[Dataset listings of figures]

_ _ _ _ _ _ _

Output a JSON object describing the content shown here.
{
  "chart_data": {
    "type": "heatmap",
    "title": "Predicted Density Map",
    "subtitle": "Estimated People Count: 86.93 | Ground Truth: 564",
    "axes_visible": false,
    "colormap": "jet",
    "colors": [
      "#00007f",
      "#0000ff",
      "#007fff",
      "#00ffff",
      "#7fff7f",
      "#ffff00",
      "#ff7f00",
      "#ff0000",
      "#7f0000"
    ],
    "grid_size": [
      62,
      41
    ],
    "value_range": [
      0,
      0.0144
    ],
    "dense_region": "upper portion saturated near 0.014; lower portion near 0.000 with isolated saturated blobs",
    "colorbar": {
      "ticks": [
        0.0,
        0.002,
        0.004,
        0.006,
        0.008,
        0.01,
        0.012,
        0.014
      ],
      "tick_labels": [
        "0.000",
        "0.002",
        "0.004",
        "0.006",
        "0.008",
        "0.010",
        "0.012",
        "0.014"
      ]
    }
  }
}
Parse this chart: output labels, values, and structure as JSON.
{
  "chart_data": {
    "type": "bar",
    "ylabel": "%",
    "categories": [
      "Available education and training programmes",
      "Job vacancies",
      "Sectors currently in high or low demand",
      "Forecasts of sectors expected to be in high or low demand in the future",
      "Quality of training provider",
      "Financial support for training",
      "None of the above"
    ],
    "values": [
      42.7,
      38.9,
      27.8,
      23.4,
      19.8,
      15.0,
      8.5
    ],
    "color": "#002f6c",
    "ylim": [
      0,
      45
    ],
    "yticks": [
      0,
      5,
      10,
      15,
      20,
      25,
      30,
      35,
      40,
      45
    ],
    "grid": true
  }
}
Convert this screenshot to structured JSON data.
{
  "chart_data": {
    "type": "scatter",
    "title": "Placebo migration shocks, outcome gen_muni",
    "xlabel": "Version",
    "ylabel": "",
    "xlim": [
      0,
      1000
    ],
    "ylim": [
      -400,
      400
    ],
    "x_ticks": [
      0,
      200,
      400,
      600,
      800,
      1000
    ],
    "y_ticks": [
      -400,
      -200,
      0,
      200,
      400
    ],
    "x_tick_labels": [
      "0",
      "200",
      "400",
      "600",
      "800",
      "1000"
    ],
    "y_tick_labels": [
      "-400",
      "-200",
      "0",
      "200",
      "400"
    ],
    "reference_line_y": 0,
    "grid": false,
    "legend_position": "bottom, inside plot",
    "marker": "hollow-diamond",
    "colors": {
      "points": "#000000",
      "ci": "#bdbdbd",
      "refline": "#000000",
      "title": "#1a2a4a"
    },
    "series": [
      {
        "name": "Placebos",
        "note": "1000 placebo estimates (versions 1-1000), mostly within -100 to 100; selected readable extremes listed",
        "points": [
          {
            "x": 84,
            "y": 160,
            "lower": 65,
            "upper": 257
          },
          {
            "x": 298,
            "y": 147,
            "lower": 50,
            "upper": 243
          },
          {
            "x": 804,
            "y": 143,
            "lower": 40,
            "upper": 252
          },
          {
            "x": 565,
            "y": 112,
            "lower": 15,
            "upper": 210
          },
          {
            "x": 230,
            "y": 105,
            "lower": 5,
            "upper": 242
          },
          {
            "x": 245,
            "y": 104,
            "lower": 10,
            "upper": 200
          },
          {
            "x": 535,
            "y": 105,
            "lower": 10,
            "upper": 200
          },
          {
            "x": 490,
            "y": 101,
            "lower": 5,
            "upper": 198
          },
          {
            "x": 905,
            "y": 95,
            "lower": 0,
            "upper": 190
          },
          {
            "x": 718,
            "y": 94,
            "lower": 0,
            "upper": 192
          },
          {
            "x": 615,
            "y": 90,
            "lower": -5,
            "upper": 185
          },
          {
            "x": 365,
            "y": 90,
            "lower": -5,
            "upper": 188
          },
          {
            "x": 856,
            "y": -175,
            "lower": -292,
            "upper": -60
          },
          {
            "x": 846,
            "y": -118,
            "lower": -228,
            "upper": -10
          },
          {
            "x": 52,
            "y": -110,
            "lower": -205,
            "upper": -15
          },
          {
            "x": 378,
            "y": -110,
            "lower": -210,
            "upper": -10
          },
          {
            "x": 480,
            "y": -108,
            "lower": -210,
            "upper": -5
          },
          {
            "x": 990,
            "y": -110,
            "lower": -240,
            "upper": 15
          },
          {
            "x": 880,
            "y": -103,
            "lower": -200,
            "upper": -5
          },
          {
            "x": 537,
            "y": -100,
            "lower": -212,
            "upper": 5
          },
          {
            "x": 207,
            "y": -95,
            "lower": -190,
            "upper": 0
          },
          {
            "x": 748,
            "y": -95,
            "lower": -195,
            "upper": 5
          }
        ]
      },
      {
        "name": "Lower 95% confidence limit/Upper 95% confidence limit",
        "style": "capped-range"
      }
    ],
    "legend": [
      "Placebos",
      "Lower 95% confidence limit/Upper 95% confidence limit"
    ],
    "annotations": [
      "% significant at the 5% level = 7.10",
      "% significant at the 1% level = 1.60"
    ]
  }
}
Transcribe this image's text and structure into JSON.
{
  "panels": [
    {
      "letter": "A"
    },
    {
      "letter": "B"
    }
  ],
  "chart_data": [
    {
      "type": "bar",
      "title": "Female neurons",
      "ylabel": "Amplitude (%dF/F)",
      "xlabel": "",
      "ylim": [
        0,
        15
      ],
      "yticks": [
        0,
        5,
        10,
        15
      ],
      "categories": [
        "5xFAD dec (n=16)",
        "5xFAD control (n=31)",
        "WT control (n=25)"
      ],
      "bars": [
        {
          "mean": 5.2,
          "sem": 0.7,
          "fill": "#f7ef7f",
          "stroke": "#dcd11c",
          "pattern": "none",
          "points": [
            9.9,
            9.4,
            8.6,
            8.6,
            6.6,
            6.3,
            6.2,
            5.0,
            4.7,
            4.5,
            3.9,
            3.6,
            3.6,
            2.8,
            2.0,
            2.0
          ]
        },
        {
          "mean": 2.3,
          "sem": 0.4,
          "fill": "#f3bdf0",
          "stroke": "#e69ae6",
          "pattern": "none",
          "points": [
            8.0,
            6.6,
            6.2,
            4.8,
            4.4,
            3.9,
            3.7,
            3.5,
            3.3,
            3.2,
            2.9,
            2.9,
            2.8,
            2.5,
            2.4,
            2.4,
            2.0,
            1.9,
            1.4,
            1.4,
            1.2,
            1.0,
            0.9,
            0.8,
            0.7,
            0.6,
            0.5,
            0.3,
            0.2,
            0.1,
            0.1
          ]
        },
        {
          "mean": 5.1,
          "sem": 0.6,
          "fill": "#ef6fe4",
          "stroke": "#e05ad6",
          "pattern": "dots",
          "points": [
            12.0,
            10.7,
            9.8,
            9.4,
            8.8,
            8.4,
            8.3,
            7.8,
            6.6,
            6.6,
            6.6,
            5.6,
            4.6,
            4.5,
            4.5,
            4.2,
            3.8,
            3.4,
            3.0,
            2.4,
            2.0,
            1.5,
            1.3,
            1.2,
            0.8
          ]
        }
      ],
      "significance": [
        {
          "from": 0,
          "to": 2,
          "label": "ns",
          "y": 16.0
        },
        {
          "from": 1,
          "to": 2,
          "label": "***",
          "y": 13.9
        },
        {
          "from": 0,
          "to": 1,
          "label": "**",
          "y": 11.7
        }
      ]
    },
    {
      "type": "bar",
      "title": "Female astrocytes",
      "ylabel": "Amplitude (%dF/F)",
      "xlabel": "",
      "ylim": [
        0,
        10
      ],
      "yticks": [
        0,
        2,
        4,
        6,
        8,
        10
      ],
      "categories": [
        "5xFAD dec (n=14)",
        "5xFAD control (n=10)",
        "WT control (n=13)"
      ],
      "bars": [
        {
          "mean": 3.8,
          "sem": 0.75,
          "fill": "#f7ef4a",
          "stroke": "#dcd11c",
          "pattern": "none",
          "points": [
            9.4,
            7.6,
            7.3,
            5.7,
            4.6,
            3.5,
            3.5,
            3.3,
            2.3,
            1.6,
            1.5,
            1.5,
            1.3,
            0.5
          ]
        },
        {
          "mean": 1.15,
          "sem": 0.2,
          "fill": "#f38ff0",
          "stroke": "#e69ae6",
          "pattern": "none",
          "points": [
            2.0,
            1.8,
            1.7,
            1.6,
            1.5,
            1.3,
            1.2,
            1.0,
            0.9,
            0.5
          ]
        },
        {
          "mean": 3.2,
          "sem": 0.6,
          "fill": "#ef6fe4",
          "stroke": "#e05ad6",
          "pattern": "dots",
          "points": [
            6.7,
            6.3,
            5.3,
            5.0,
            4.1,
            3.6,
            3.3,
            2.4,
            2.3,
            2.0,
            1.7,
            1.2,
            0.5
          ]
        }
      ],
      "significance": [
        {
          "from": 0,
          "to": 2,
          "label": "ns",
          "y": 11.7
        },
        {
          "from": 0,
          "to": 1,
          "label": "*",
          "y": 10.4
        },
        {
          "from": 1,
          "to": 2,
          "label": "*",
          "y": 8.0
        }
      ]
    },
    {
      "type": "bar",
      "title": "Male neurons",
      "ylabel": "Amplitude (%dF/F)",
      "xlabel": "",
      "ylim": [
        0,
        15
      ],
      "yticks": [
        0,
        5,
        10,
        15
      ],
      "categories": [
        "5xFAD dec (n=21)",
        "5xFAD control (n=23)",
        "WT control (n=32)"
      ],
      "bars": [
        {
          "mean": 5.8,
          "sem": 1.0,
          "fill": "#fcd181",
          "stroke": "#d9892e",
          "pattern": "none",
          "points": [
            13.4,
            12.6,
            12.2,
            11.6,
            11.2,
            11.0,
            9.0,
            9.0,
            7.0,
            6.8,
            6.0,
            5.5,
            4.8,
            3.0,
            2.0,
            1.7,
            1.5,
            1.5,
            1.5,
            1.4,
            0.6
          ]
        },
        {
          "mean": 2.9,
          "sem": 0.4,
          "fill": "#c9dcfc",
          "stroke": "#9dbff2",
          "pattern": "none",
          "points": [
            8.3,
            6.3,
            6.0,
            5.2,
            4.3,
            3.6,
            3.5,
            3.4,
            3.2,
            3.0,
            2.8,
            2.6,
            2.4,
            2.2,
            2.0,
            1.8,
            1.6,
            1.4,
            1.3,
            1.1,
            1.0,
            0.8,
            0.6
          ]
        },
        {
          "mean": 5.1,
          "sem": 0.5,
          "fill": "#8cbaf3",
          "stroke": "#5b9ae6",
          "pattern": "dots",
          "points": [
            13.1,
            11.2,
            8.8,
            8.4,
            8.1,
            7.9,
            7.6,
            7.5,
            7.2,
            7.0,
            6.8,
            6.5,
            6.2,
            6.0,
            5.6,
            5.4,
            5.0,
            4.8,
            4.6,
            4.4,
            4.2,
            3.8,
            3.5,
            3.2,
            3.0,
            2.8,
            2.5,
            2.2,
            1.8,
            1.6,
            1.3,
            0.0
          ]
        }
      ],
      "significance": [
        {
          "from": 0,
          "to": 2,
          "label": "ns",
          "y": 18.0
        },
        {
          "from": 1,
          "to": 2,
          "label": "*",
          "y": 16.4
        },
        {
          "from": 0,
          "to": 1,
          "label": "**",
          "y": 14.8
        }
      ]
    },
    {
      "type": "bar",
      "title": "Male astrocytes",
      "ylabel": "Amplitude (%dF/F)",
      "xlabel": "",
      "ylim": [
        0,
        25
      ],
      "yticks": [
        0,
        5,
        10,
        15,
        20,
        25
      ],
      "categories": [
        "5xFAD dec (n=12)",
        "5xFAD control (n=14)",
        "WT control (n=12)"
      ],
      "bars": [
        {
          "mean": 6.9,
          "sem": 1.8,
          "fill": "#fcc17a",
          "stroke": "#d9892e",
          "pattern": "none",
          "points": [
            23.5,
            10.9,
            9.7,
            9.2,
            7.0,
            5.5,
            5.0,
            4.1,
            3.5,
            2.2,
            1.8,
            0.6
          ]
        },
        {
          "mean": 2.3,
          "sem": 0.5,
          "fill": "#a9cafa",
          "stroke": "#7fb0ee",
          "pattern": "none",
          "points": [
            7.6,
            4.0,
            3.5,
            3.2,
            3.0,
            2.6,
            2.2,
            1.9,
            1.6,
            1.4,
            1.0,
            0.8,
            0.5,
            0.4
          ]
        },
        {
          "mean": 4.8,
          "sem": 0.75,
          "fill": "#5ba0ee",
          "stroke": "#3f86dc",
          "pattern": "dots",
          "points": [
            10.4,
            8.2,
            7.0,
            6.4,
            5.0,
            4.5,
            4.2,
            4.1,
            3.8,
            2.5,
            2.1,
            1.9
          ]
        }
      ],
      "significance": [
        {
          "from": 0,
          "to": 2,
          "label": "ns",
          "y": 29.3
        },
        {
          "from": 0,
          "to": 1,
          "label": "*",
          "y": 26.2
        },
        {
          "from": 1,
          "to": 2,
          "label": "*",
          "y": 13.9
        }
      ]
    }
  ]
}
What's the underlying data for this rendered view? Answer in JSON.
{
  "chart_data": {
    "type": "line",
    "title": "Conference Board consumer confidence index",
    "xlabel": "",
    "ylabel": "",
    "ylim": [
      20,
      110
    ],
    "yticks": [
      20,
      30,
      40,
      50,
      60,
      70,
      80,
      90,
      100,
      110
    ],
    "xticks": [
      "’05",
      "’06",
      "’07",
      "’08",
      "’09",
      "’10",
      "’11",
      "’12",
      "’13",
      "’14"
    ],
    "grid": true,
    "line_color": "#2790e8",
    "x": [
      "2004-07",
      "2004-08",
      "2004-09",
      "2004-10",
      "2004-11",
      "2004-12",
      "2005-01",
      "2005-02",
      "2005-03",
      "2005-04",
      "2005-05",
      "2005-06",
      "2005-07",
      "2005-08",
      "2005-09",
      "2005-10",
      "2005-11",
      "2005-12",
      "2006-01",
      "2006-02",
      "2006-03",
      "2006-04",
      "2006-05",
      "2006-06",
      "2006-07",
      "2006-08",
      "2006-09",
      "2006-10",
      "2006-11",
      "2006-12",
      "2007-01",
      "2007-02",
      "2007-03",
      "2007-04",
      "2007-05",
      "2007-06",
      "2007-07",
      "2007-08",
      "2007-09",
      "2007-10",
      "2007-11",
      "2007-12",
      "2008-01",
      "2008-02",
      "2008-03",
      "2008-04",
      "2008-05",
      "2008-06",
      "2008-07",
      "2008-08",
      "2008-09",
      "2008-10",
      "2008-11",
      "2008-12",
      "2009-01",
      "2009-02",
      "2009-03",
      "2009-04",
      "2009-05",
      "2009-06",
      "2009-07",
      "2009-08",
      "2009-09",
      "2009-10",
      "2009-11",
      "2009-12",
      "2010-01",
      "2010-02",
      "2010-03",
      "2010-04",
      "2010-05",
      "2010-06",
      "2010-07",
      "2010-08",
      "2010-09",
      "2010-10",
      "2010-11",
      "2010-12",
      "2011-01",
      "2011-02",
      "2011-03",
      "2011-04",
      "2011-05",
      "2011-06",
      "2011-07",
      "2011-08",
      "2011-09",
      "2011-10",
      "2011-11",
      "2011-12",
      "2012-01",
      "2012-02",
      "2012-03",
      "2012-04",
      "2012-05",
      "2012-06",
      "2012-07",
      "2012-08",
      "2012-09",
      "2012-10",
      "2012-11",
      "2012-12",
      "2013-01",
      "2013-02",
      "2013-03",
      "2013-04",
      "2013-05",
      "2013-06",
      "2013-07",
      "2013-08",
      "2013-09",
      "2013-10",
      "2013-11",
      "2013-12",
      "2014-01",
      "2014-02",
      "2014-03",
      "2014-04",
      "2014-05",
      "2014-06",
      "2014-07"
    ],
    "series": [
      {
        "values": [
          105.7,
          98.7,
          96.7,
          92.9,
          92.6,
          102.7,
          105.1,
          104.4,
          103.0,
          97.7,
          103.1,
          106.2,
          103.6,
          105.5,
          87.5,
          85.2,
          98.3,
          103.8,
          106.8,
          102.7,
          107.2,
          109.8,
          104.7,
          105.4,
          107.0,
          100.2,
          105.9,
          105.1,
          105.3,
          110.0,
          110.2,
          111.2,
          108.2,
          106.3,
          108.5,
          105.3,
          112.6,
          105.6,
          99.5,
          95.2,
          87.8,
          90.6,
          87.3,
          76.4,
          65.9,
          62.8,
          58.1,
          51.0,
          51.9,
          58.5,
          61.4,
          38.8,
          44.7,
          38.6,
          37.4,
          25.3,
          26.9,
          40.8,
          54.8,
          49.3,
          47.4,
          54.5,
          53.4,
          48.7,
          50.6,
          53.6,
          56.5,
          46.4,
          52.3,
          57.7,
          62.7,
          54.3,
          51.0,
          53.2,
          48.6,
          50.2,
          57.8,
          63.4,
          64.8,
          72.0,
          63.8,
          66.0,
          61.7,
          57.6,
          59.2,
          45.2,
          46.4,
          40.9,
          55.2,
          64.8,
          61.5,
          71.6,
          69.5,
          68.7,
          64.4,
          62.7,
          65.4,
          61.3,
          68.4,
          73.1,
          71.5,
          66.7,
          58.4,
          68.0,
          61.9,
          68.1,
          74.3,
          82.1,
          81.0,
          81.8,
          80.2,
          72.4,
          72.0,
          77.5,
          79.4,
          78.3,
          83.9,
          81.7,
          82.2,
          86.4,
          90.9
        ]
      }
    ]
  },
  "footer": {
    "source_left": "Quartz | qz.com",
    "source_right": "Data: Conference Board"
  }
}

_ _ _ _ _ _ _

Pull out each line of the entries that contains "this".

Parse this chart: output labels, values, and structure as JSON.
Convert this screenshot to structured JSON data.
Transcribe this image's text and structure into JSON.
What's the underlying data for this rendered view? Answer in JSON.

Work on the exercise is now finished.